### Excerpted data
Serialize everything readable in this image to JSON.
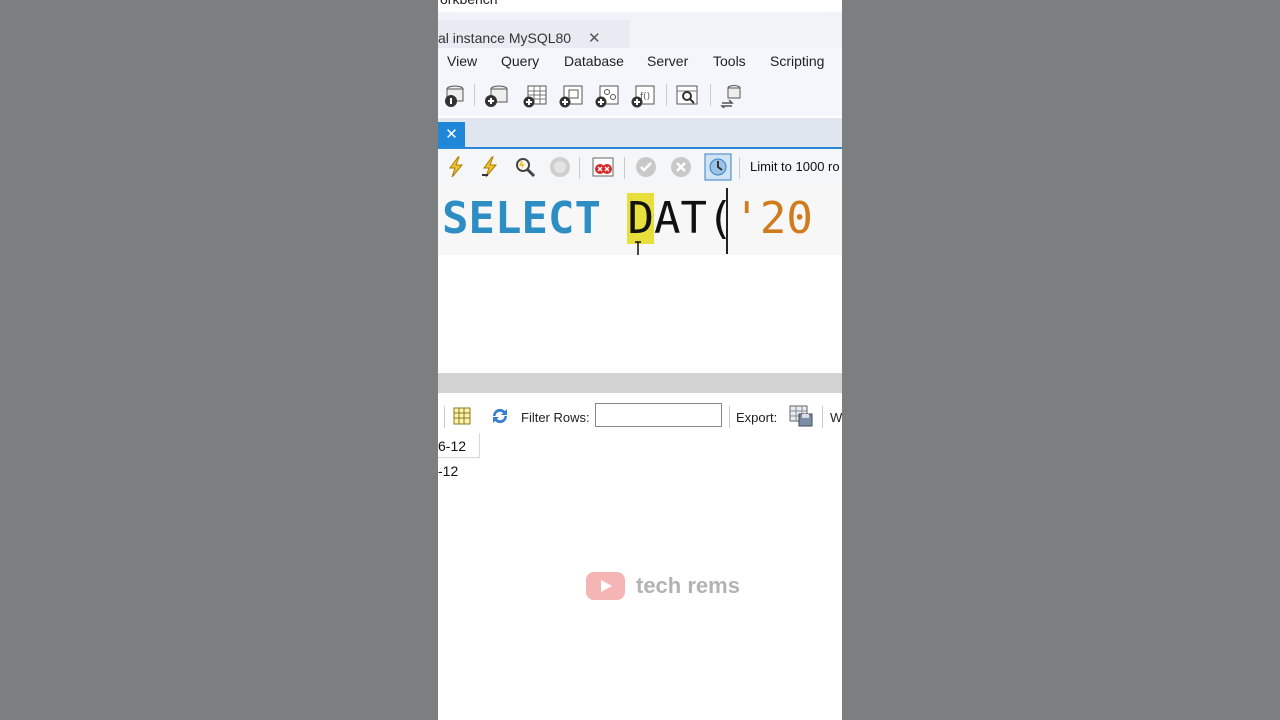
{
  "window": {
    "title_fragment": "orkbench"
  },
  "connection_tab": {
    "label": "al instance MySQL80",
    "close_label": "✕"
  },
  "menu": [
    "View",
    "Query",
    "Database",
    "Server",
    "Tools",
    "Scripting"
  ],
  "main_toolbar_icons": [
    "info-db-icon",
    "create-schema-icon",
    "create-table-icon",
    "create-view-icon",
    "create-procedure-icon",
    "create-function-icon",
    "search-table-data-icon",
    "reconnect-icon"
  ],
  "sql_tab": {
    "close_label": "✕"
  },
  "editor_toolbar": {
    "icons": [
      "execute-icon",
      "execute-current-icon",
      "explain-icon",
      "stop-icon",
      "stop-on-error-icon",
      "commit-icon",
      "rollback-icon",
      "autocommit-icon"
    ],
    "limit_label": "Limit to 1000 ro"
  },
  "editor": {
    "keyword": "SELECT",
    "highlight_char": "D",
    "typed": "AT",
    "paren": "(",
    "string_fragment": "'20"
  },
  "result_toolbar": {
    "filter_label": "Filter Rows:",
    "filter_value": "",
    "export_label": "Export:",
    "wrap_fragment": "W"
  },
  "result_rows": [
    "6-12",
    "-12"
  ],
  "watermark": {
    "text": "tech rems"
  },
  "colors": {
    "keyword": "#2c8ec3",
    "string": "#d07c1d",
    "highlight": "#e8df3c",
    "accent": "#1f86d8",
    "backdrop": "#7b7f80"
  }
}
...
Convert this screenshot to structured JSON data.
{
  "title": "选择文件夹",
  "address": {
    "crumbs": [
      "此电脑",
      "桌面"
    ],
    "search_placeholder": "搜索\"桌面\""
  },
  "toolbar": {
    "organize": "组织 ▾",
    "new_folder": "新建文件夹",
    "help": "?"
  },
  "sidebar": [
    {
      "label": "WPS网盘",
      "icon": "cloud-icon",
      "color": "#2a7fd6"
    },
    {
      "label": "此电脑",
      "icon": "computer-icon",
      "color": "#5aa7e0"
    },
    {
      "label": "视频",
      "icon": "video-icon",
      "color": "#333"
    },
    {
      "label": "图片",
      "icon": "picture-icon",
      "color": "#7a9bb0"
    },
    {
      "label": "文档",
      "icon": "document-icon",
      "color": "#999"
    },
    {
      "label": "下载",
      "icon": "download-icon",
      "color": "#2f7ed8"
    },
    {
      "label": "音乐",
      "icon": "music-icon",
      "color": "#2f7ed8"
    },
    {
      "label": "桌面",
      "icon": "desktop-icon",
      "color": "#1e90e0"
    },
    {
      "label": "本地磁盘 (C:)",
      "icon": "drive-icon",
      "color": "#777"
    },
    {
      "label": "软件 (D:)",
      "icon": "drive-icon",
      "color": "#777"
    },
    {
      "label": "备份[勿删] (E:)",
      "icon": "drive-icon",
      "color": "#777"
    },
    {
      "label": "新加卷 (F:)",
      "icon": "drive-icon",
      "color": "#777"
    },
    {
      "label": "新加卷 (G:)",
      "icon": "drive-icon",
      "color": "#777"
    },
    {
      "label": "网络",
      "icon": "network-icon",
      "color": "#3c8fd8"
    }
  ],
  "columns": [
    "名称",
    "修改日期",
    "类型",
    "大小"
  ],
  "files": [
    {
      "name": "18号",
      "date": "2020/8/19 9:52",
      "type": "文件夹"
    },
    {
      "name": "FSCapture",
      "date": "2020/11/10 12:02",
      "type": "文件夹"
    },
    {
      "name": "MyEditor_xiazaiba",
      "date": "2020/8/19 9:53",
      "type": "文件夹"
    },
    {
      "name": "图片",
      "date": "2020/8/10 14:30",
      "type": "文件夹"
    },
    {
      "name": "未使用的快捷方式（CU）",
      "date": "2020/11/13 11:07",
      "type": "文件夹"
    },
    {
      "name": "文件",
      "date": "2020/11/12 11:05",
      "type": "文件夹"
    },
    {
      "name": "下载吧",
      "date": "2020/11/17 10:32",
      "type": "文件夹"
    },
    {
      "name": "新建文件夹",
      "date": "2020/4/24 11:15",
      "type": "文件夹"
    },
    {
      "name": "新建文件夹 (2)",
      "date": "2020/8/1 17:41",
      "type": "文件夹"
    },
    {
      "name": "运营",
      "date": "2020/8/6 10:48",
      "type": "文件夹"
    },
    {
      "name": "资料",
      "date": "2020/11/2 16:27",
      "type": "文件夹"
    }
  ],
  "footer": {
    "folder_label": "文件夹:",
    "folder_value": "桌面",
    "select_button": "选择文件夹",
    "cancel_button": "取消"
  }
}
==
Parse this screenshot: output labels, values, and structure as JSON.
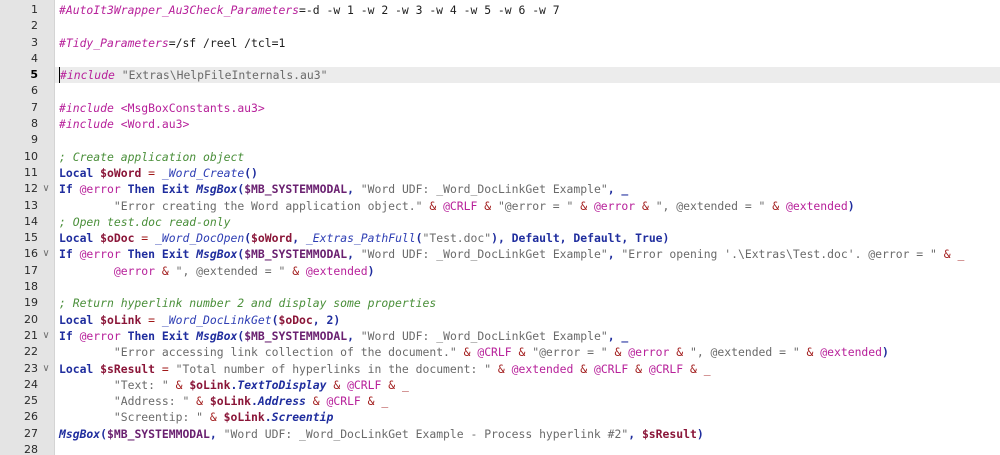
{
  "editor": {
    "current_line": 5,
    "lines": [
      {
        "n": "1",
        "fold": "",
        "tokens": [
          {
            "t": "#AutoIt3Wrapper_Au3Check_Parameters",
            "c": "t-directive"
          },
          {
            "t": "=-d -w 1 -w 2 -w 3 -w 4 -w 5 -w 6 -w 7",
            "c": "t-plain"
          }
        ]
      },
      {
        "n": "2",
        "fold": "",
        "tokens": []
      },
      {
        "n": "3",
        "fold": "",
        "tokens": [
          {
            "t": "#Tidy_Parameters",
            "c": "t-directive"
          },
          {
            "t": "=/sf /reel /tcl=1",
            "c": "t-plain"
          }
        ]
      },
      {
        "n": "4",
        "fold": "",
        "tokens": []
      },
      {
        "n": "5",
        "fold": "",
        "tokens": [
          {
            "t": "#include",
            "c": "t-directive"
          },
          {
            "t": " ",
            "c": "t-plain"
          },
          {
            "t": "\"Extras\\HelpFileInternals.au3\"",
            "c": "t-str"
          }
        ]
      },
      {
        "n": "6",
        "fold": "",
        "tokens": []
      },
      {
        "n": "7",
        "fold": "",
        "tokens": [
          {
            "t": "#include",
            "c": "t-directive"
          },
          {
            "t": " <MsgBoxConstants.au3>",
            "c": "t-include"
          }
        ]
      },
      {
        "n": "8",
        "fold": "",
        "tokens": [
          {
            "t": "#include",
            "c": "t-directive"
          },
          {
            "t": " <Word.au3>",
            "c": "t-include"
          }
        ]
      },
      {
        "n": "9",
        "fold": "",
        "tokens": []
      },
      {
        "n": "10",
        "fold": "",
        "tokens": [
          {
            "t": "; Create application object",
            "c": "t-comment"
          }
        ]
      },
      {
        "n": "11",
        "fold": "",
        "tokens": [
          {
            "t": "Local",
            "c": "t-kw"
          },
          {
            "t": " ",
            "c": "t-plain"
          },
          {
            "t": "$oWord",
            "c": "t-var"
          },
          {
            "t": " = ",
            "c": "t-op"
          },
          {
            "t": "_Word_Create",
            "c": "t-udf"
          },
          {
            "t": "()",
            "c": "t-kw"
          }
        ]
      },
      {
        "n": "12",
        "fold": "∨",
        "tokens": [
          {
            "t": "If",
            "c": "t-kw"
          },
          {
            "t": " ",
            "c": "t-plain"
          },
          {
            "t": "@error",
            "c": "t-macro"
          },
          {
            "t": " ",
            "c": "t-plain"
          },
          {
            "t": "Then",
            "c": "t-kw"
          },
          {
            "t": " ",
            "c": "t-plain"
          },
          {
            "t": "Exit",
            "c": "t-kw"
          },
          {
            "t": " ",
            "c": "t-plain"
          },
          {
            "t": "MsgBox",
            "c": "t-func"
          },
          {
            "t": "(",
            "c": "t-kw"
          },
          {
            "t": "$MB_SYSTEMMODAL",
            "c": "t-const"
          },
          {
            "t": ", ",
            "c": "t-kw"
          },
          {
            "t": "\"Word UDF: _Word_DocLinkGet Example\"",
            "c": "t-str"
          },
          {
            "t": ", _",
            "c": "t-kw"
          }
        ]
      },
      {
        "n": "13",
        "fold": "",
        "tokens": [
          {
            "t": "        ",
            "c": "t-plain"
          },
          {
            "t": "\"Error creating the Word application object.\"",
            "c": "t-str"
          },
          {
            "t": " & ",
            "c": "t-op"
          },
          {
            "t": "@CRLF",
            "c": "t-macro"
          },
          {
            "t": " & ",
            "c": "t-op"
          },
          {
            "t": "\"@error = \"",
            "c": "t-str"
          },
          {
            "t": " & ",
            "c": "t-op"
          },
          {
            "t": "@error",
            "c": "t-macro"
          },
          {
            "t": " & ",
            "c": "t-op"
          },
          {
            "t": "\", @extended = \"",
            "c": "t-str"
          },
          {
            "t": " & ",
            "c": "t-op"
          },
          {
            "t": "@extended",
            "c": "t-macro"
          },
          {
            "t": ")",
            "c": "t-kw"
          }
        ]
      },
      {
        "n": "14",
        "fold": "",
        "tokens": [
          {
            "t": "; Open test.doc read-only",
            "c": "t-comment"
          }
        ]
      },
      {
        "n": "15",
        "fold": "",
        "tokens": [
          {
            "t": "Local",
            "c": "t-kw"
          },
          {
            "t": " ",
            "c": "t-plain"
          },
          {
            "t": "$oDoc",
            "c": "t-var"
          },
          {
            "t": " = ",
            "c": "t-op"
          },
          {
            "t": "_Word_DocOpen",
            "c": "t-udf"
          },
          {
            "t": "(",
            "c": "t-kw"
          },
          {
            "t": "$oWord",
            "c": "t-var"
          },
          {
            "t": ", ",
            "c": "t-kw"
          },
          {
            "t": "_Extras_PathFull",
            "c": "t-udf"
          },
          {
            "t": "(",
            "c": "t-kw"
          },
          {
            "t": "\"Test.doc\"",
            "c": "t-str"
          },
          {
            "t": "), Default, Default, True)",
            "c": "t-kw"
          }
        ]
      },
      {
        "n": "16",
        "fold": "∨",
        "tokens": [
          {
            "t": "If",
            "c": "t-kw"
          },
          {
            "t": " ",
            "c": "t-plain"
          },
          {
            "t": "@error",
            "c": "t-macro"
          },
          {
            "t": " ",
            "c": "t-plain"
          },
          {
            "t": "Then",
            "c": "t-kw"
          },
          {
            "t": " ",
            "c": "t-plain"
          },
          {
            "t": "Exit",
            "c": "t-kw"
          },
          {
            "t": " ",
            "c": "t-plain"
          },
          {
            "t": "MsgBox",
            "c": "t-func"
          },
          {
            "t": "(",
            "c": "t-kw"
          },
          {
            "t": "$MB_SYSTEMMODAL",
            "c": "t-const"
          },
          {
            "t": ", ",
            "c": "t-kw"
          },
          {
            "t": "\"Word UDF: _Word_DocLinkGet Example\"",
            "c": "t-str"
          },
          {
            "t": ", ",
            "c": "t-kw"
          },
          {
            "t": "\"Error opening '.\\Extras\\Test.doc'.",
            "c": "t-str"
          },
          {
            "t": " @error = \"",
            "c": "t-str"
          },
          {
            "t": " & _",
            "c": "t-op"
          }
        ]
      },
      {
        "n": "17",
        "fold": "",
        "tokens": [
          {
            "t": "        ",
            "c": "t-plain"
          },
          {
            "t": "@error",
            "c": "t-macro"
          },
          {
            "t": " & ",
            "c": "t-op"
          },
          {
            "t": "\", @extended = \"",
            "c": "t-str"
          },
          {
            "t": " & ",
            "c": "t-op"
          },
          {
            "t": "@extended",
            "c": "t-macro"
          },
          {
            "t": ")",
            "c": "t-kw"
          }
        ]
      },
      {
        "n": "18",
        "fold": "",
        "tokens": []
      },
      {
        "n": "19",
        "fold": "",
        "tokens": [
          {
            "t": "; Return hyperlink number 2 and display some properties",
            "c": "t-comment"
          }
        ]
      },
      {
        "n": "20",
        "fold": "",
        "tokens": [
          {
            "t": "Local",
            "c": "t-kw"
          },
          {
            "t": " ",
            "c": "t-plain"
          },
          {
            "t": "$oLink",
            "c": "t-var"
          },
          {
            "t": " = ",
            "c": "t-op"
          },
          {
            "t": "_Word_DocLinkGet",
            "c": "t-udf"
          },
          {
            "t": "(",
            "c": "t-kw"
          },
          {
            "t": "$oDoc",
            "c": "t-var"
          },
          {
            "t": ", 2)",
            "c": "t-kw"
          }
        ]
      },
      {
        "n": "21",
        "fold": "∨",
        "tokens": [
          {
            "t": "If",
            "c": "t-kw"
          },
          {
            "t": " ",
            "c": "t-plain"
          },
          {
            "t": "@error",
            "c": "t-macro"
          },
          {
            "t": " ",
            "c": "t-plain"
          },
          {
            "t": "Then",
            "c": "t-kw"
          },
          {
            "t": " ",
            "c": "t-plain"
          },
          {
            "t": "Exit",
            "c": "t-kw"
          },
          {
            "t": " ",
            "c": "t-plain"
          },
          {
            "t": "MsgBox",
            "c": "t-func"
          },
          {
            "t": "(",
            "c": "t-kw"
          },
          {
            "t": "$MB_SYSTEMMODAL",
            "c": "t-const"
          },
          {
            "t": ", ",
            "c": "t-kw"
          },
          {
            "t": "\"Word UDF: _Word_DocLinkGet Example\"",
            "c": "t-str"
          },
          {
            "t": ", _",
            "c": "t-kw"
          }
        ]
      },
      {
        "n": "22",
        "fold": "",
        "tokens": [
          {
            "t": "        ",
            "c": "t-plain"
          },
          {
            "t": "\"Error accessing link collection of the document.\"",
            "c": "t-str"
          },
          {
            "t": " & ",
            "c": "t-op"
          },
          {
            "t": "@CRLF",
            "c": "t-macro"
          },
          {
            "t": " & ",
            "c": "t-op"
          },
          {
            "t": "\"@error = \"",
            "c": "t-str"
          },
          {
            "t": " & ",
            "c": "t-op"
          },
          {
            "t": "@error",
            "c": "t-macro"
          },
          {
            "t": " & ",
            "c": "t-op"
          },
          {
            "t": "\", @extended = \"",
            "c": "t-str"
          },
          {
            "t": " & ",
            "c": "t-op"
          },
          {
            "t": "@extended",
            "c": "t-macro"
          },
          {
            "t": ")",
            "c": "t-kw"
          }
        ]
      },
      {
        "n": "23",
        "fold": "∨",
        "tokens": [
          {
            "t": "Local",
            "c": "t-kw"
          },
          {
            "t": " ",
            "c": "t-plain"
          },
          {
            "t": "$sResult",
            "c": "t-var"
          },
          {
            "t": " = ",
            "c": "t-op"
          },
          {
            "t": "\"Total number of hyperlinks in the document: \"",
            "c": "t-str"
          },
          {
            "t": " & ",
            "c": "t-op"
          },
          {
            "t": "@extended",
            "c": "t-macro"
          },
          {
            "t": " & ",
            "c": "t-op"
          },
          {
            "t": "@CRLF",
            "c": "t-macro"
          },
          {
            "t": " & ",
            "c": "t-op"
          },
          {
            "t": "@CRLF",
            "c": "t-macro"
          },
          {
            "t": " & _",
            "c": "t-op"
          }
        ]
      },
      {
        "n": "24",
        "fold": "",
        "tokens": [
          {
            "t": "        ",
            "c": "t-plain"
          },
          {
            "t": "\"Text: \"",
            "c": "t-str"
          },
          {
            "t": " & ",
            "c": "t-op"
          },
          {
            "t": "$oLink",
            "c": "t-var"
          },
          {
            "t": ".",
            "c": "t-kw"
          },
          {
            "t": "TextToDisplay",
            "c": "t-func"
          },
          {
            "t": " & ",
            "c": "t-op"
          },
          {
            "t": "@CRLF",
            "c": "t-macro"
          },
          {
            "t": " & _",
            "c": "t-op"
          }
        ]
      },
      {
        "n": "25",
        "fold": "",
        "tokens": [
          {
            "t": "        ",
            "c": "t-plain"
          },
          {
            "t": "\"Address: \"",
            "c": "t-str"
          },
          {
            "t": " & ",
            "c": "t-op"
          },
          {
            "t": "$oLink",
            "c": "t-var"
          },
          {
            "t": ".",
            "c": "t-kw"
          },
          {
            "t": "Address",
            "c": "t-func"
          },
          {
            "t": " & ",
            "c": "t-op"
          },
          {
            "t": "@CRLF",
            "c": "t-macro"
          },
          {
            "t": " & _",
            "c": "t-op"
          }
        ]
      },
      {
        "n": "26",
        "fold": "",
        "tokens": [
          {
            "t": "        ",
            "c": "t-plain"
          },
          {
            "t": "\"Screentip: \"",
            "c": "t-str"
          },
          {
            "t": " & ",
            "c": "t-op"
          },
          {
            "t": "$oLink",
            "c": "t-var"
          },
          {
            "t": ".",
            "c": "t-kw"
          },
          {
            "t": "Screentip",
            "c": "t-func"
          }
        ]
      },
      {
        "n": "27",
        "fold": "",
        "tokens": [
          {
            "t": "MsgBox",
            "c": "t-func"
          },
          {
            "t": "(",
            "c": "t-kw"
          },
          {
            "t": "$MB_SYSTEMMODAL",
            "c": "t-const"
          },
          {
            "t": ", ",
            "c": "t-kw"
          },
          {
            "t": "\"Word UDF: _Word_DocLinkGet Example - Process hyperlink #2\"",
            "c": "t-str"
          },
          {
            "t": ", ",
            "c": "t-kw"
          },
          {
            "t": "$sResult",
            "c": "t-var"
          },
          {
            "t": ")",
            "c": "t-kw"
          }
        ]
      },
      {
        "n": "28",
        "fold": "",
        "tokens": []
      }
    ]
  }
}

### Exercise task
Track down every line of the material containing the string "document", and copy it.

### Correct answer
      "icon": "document-icon",
            "t": "\"Error accessing link collection of the document.\"",
            "t": "\"Total number of hyperlinks in the document: \"",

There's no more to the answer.